> **THE PROBLEM**
Every line with the word "Speed" in it should be extracted from the data that follows.

> **GIVEN DATA**
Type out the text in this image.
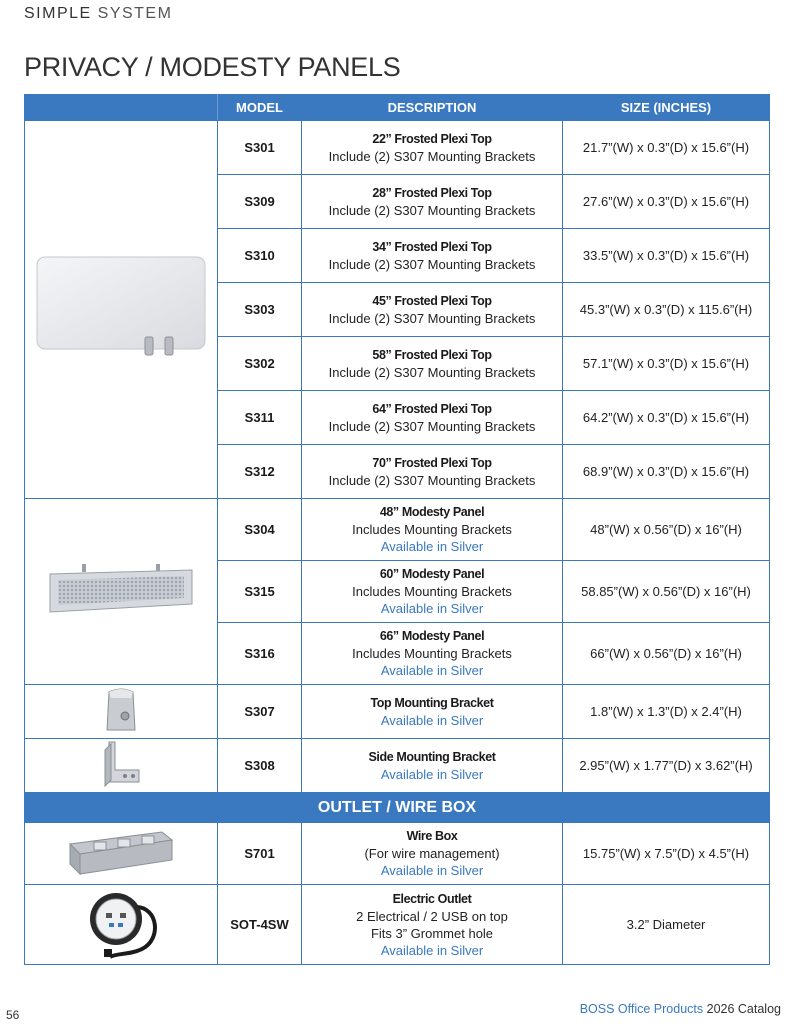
SIMPLE SYSTEM
PRIVACY / MODESTY PANELS
	MODEL	DESCRIPTION	SIZE (INCHES)
	S301	22” Frosted Plexi Top
Include (2) S307 Mounting Brackets	21.7”(W) x 0.3”(D) x 15.6”(H)
	S309	28” Frosted Plexi Top
Include (2) S307 Mounting Brackets	27.6”(W) x 0.3”(D) x 15.6”(H)
	S310	34” Frosted Plexi Top
Include (2) S307 Mounting Brackets	33.5”(W) x 0.3”(D) x 15.6”(H)
	S303	45” Frosted Plexi Top
Include (2) S307 Mounting Brackets	45.3”(W) x 0.3”(D) x 115.6”(H)
	S302	58” Frosted Plexi Top
Include (2) S307 Mounting Brackets	57.1”(W) x 0.3”(D) x 15.6”(H)
	S311	64” Frosted Plexi Top
Include (2) S307 Mounting Brackets	64.2”(W) x 0.3”(D) x 15.6”(H)
	S312	70” Frosted Plexi Top
Include (2) S307 Mounting Brackets	68.9”(W) x 0.3”(D) x 15.6”(H)
	S304	48” Modesty Panel
Includes Mounting Brackets
Available in Silver	48”(W) x 0.56”(D) x 16”(H)
	S315	60” Modesty Panel
Includes Mounting Brackets
Available in Silver	58.85”(W) x 0.56”(D) x 16”(H)
	S316	66” Modesty Panel
Includes Mounting Brackets
Available in Silver	66”(W) x 0.56”(D) x 16”(H)
	S307	Top Mounting Bracket
Available in Silver	1.8”(W) x 1.3”(D) x 2.4”(H)
	S308	Side Mounting Bracket
Available in Silver	2.95”(W) x 1.77”(D) x 3.62”(H)
OUTLET / WIRE BOX			
	S701	Wire Box
(For wire management)
Available in Silver	15.75”(W) x 7.5”(D) x 4.5”(H)
	SOT-4SW	Electric Outlet
2 Electrical / 2 USB on top
Fits 3” Grommet hole
Available in Silver	3.2” Diameter
56	BOSS Office Products 2026 Catalog
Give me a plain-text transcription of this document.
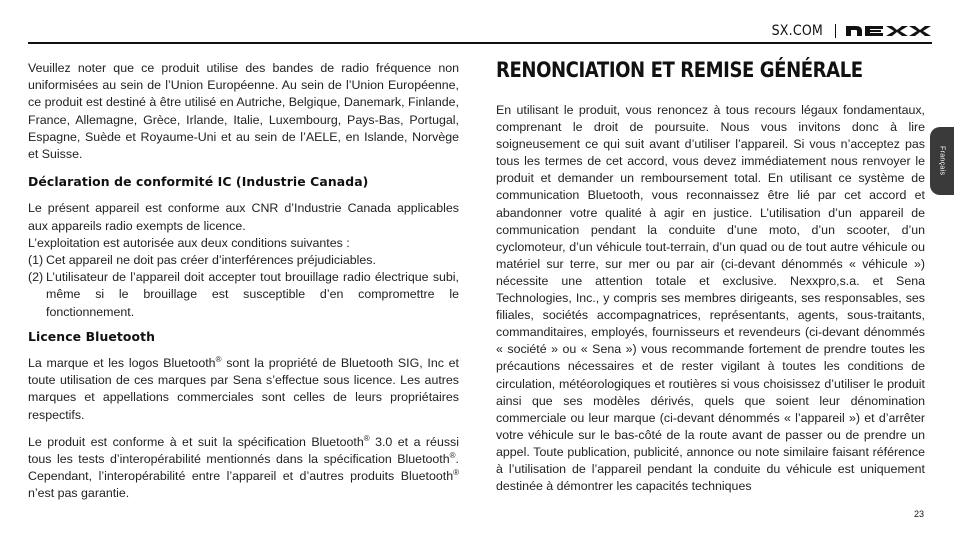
SX.COM
Français

Veuillez noter que ce produit utilise des bandes de radio fréquence non uniformisées au sein de l’Union Européenne. Au sein de l’Union Européenne, ce produit est destiné à être utilisé en Autriche, Belgique, Danemark, Finlande, France, Allemagne, Grèce, Irlande, Italie, Luxembourg, Pays-Bas, Portugal, Espagne, Suède et Royaume-Uni et au sein de l’AELE, en Islande, Norvège et Suisse.

Déclaration de conformité IC (Industrie Canada)

Le présent appareil est conforme aux CNR d’Industrie Canada applicables aux appareils radio exempts de licence.

L’exploitation est autorisée aux deux conditions suivantes :

(1) Cet appareil ne doit pas créer d’interférences préjudiciables.
(2) L’utilisateur de l’appareil doit accepter tout brouillage radio électrique subi, même si le brouillage est susceptible d’en compromettre le fonctionnement.
Licence Bluetooth

La marque et les logos Bluetooth® sont la propriété de Bluetooth SIG, Inc et toute utilisation de ces marques par Sena s’effectue sous licence. Les autres marques et appellations commerciales sont celles de leurs propriétaires respectifs.

Le produit est conforme à et suit la spécification Bluetooth® 3.0 et a réussi tous les tests d’interopérabilité mentionnés dans la spécification Bluetooth®. Cependant, l’interopérabilité entre l’appareil et d’autres produits Bluetooth® n’est pas garantie.

RENONCIATION ET REMISE GÉNÉRALE

En utilisant le produit, vous renoncez à tous recours légaux fondamentaux, comprenant le droit de poursuite. Nous vous invitons donc à lire soigneusement ce qui suit avant d’utiliser l’appareil. Si vous n’acceptez pas tous les termes de cet accord, vous devez immédiatement nous renvoyer le produit et demander un remboursement total. En utilisant ce système de communication Bluetooth, vous reconnaissez être lié par cet accord et abandonner votre qualité à agir en justice. L’utilisation d’un appareil de communication pendant la conduite d’une moto, d’un scooter, d’un cyclomoteur, d’un véhicule tout-terrain, d’un quad ou de tout autre véhicule ou matériel sur terre, sur mer ou par air (ci-devant dénommés « véhicule ») nécessite une attention totale et exclusive. Nexxpro,s.a. et Sena Technologies, Inc., y compris ses membres dirigeants, ses responsables, ses filiales, sociétés accompagnatrices, représentants, agents, sous-traitants, commanditaires, employés, fournisseurs et revendeurs (ci-devant dénommés « société » ou « Sena ») vous recommande fortement de prendre toutes les précautions nécessaires et de rester vigilant à toutes les conditions de circulation, météorologiques et routières si vous choisissez d’utiliser le produit ainsi que ses modèles dérivés, quels que soient leur dénomination commerciale ou leur marque (ci-devant dénommés « l’appareil ») et d’arrêter votre véhicule sur le bas-côté de la route avant de passer ou de prendre un appel. Toute publication, publicité, annonce ou note similaire faisant référence à l’utilisation de l’appareil pendant la conduite du véhicule est uniquement destinée à démontrer les capacités techniques

23
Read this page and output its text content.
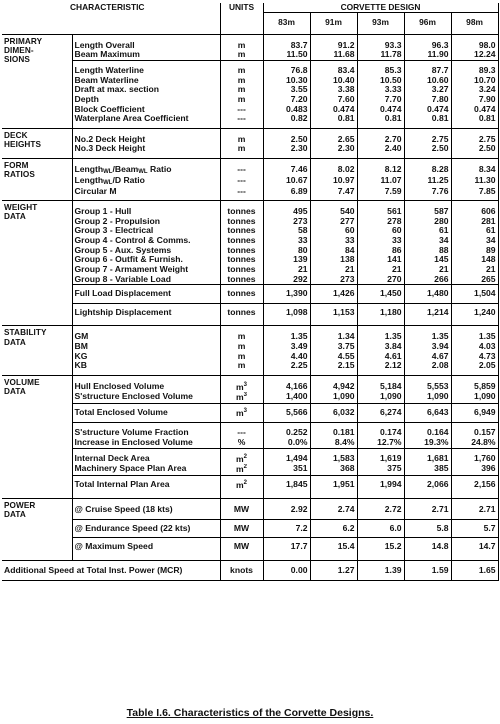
CHARACTERISTIC		UNITS	CORVETTE DESIGN				
			83m	91m	93m	96m	98m

PRIMARY
DIMEN-
SIONS	Length Overall	m	83.7	91.2	93.3	96.3	98.0
	Beam Maximum	m	11.50	11.68	11.78	11.90	12.24
	Length Waterline	m	76.8	83.4	85.3	87.7	89.3
	Beam Waterline	m	10.30	10.40	10.50	10.60	10.70
	Draft at max. section	m	3.55	3.38	3.33	3.27	3.24
	Depth	m	7.20	7.60	7.70	7.80	7.90
	Block Coefficient	---	0.483	0.474	0.474	0.474	0.474
	Waterplane Area Coefficient	---	0.82	0.81	0.81	0.81	0.81

DECK
HEIGHTS	No.2 Deck Height	m	2.50	2.65	2.70	2.75	2.75
	No.3 Deck Height	m	2.30	2.30	2.40	2.50	2.50

FORM
RATIOS	Length$_{WL}$/Beam$_{WL}$ Ratio	---	7.46	8.02	8.12	8.28	8.34
	Length$_{WL}$/D Ratio	---	10.67	10.97	11.07	11.25	11.30
	Circular M	---	6.89	7.47	7.59	7.76	7.85

WEIGHT
DATA	Group 1 - Hull	tonnes	495	540	561	587	606
	Group 2 - Propulsion	tonnes	273	277	278	280	281
	Group 3 - Electrical	tonnes	58	60	60	61	61
	Group 4 - Control & Comms.	tonnes	33	33	33	34	34
	Group 5 - Aux. Systems	tonnes	80	84	86	88	89
	Group 6 - Outfit & Furnish.	tonnes	139	138	141	145	148
	Group 7 - Armament Weight	tonnes	21	21	21	21	21
	Group 8 - Variable Load	tonnes	292	273	270	266	265
	Full Load Displacement	tonnes	1,390	1,426	1,450	1,480	1,504
	Lightship Displacement	tonnes	1,098	1,153	1,180	1,214	1,240

STABILITY
DATA	GM	m	1.35	1.34	1.35	1.35	1.35
	BM	m	3.49	3.75	3.84	3.94	4.03
	KG	m	4.40	4.55	4.61	4.67	4.73
	KB	m	2.25	2.15	2.12	2.08	2.05

VOLUME
DATA	Hull Enclosed Volume	$m^3$	4,166	4,942	5,184	5,553	5,859
	S'structure Enclosed Volume	$m^3$	1,400	1,090	1,090	1,090	1,090
	Total Enclosed Volume	$m^3$	5,566	6,032	6,274	6,643	6,949
	S'structure Volume Fraction	---	0.252	0.181	0.174	0.164	0.157
	Increase in Enclosed Volume	%	0.0%	8.4%	12.7%	19.3%	24.8%
	Internal Deck Area	$m^2$	1,494	1,583	1,619	1,681	1,760
	Machinery Space Plan Area	$m^2$	351	368	375	385	396
	Total Internal Plan Area	$m^2$	1,845	1,951	1,994	2,066	2,156

POWER
DATA	@ Cruise Speed (18 kts)	MW	2.92	2.74	2.72	2.71	2.71
	@ Endurance Speed (22 kts)	MW	7.2	6.2	6.0	5.8	5.7
	@ Maximum Speed	MW	17.7	15.4	15.2	14.8	14.7
Additional Speed at Total Inst. Power (MCR)		knots	0.00	1.27	1.39	1.59	1.65
Table I.6. Characteristics of the Corvette Designs.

> **FULL ANSWER**
DATA	@ Cruise Speed (18 kts)	MW	2.92	2.74	2.72	2.71	2.71
	@ Endurance Speed (22 kts)	MW	7.2	6.2	6.0	5.8	5.7
	@ Maximum Speed	MW	17.7	15.4	15.2	14.8	14.7
Additional Speed at Total Inst. Power (MCR)		knots	0.00	1.27	1.39	1.59	1.65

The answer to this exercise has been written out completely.